_Entries shown_
═══

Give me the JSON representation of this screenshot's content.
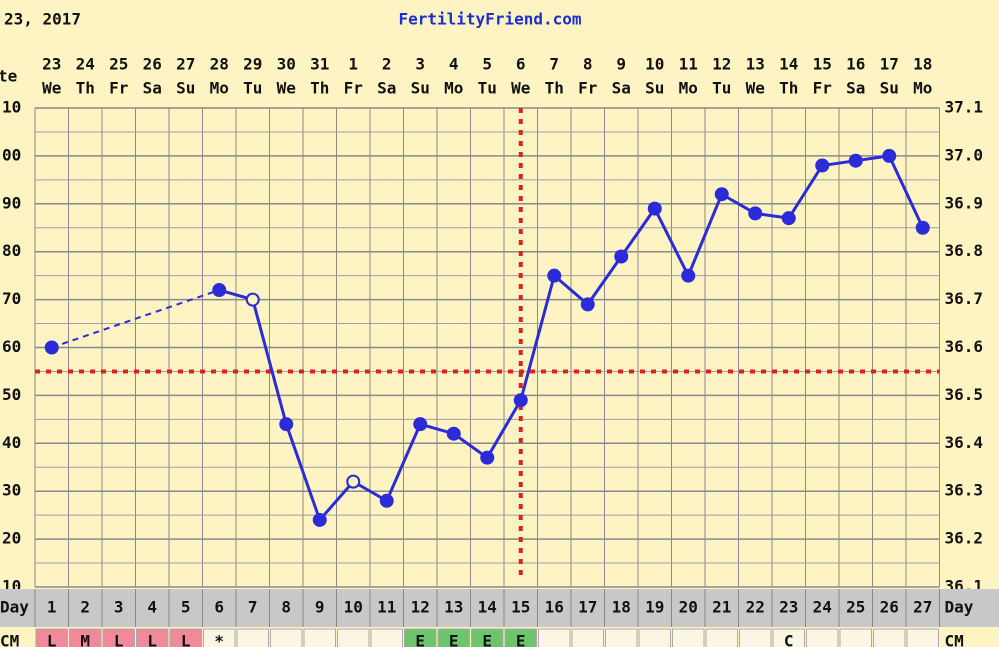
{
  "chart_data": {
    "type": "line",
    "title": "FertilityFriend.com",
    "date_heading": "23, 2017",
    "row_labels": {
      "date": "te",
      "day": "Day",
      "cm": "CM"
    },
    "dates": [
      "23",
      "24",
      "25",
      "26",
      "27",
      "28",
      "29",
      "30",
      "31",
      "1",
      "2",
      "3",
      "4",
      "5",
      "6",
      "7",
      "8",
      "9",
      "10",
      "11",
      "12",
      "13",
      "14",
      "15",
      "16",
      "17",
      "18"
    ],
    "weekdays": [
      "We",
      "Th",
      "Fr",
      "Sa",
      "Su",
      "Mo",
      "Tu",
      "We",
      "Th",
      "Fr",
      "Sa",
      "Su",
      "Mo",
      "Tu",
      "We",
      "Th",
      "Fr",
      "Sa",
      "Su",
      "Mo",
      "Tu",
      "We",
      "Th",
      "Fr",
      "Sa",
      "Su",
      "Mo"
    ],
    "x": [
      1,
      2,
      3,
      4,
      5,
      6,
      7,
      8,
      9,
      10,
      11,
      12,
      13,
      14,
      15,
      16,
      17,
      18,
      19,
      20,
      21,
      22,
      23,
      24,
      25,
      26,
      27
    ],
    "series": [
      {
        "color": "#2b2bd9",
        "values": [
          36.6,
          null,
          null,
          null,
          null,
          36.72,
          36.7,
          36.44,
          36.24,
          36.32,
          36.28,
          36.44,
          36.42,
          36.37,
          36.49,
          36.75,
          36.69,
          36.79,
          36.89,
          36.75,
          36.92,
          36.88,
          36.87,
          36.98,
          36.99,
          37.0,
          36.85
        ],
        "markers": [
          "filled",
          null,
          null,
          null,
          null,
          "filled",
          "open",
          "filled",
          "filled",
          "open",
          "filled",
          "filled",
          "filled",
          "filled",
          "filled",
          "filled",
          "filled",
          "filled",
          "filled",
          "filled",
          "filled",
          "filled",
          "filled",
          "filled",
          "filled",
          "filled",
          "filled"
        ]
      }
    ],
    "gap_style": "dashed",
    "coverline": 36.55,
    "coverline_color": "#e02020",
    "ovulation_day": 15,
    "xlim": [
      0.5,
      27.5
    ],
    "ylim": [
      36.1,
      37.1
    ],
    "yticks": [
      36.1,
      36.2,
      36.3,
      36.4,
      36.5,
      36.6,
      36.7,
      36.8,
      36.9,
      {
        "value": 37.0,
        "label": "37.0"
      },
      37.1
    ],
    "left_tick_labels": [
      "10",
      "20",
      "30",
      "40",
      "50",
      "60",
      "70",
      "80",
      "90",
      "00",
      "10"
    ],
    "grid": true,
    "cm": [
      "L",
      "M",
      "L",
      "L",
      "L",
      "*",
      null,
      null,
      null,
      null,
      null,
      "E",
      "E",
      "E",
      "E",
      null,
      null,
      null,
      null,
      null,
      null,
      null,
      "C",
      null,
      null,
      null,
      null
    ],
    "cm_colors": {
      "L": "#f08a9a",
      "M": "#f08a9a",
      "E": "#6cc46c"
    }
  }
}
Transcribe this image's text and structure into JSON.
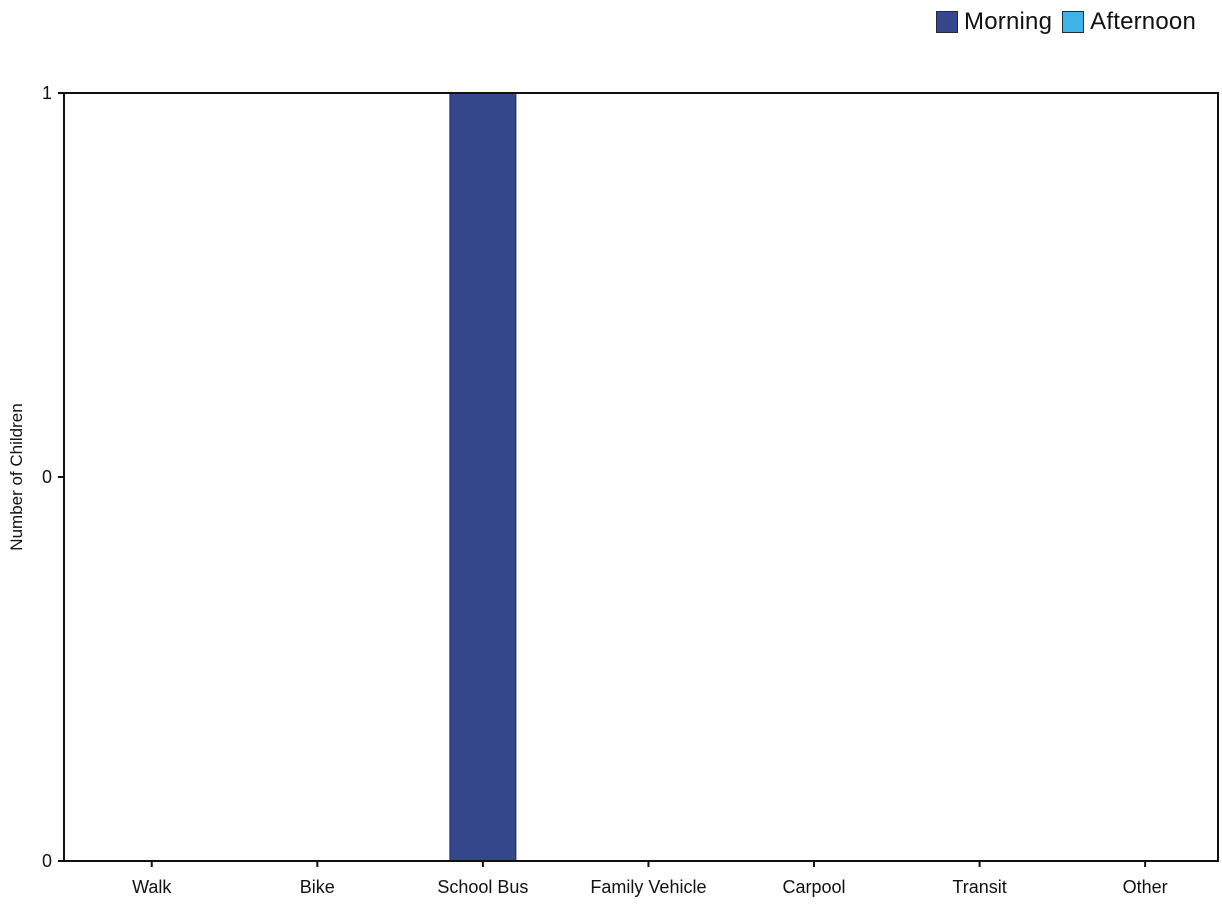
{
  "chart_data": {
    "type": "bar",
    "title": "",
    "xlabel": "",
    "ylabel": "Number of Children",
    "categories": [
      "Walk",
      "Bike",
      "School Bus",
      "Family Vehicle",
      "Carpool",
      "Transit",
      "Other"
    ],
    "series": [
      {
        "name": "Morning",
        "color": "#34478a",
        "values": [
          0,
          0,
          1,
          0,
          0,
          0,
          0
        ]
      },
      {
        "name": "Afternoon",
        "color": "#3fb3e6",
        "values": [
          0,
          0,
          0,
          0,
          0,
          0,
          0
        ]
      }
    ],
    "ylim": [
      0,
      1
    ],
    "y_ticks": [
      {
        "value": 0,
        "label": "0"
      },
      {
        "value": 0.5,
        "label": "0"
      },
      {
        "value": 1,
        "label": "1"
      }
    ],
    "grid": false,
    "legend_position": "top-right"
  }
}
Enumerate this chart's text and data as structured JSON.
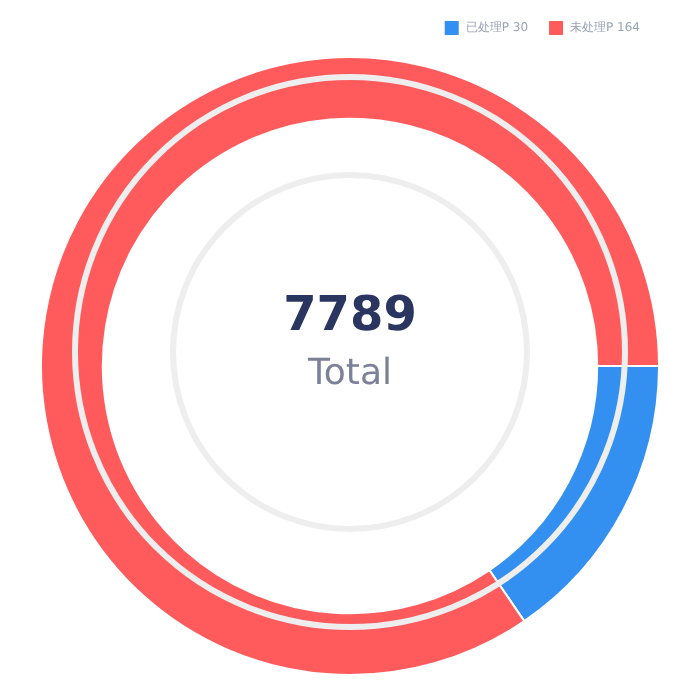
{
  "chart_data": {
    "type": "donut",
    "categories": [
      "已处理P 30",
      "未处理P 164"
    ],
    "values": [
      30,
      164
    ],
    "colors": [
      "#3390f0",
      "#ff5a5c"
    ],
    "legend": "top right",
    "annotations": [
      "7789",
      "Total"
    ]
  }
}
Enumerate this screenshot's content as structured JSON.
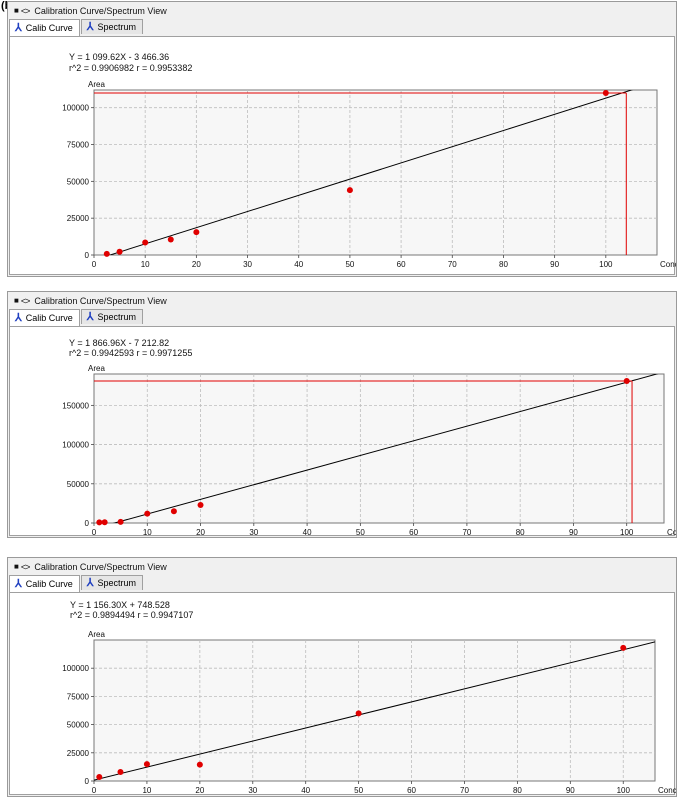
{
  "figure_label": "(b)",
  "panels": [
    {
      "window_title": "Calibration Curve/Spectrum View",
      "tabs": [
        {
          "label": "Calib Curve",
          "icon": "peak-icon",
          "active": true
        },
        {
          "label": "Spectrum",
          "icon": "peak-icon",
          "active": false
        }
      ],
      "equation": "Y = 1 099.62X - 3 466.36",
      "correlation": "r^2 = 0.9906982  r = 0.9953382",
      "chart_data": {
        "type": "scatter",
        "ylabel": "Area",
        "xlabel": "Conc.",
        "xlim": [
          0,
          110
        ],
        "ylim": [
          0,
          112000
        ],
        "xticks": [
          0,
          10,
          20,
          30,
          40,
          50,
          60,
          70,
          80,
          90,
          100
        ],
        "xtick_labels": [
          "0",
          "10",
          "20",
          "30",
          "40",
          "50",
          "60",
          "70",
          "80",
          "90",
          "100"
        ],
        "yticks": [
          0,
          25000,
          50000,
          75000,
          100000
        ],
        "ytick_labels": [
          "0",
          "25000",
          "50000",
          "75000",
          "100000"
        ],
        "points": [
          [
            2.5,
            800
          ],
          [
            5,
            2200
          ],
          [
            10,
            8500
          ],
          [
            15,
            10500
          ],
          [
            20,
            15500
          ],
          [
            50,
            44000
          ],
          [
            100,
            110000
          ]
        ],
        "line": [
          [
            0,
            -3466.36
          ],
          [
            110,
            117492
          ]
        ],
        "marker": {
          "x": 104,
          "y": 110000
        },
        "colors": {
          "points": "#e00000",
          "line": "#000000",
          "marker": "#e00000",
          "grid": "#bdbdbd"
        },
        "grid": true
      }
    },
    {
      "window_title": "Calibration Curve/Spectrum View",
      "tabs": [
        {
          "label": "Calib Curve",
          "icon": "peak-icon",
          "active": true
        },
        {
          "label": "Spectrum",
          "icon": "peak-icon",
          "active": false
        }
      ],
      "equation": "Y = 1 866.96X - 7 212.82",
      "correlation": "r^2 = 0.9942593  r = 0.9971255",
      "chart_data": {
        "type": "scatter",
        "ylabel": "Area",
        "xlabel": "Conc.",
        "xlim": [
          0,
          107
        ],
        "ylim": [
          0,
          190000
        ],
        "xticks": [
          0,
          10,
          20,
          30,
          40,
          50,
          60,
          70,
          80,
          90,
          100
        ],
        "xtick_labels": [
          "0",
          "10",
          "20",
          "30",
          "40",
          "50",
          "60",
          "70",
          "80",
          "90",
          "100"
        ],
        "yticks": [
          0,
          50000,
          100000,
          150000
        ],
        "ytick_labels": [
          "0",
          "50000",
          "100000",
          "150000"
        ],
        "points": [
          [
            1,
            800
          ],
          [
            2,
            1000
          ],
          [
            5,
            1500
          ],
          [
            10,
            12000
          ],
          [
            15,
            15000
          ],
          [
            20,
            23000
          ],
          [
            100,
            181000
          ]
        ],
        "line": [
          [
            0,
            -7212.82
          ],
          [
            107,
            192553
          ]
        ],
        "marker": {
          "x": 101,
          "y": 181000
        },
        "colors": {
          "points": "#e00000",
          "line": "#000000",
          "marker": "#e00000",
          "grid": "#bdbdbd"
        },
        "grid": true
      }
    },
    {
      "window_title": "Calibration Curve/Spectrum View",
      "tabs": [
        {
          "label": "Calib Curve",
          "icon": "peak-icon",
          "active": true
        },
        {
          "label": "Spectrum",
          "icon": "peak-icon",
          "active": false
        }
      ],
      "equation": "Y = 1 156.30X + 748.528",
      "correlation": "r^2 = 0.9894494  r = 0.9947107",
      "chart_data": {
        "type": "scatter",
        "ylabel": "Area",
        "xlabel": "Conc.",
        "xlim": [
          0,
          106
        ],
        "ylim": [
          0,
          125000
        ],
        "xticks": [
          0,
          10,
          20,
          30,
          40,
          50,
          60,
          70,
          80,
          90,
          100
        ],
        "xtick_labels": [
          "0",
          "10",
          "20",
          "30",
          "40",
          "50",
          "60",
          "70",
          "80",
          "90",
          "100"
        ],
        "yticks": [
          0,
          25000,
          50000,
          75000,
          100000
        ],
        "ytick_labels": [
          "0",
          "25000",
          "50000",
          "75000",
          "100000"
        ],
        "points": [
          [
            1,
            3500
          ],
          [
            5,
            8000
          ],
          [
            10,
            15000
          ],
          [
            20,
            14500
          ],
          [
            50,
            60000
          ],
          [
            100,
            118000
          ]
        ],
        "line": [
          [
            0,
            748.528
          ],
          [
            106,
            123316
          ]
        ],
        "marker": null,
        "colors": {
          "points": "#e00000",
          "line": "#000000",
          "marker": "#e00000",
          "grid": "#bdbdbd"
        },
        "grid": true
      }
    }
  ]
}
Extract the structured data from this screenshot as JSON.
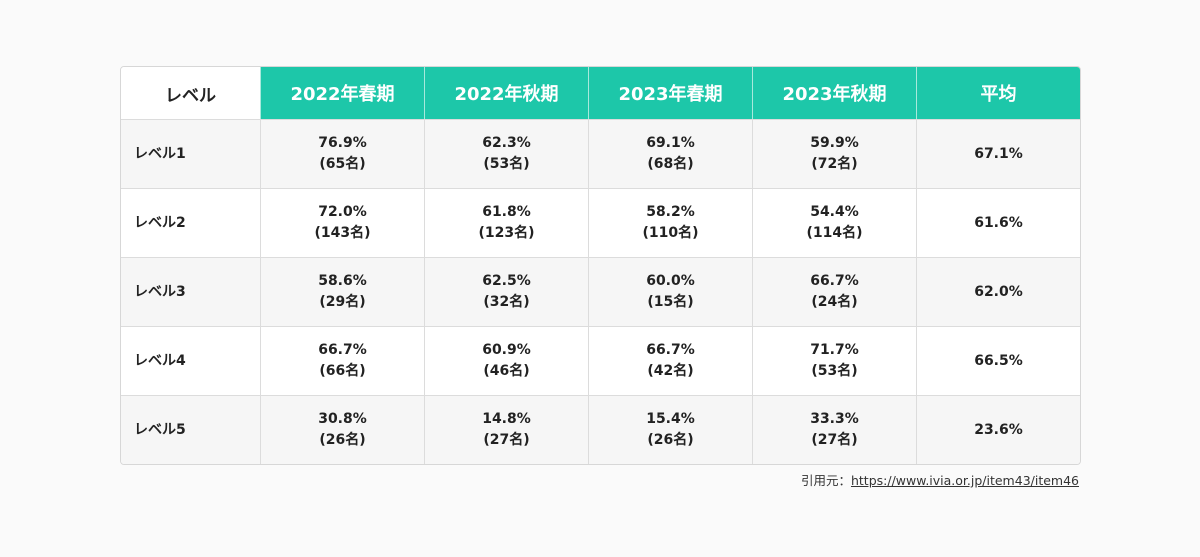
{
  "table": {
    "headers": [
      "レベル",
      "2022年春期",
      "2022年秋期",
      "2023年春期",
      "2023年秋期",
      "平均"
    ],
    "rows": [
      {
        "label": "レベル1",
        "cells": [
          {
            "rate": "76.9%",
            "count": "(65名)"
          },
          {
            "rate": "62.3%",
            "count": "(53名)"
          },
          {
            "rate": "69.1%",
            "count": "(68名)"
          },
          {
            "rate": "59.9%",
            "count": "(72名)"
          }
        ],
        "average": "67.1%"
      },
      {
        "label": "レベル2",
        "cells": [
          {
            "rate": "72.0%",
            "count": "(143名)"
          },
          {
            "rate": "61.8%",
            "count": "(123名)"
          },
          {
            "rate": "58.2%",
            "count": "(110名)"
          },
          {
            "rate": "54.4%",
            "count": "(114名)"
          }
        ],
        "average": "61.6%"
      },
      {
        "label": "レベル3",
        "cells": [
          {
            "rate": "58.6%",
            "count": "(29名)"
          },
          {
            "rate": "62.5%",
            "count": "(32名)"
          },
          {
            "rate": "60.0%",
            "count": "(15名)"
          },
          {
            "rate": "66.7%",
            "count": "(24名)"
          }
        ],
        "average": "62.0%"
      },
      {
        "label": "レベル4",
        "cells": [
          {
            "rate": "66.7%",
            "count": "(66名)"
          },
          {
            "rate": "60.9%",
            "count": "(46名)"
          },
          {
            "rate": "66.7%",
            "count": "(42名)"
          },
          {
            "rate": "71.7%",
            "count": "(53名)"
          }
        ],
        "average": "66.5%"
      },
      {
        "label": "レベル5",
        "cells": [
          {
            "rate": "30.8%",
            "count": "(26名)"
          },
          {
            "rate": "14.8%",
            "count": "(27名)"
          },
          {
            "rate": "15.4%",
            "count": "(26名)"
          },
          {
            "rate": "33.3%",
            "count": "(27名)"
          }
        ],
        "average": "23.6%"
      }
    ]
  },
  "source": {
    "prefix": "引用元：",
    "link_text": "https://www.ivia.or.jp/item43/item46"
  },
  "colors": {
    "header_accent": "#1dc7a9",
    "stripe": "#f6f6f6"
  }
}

═══

_Work to complete_
Copy out the lines that hold "screenshot".

_Full answer_
Give me the JSON representation of this screenshot's content.
Enumerate this screenshot's content as structured JSON.
Extract the structured data from this screenshot as JSON.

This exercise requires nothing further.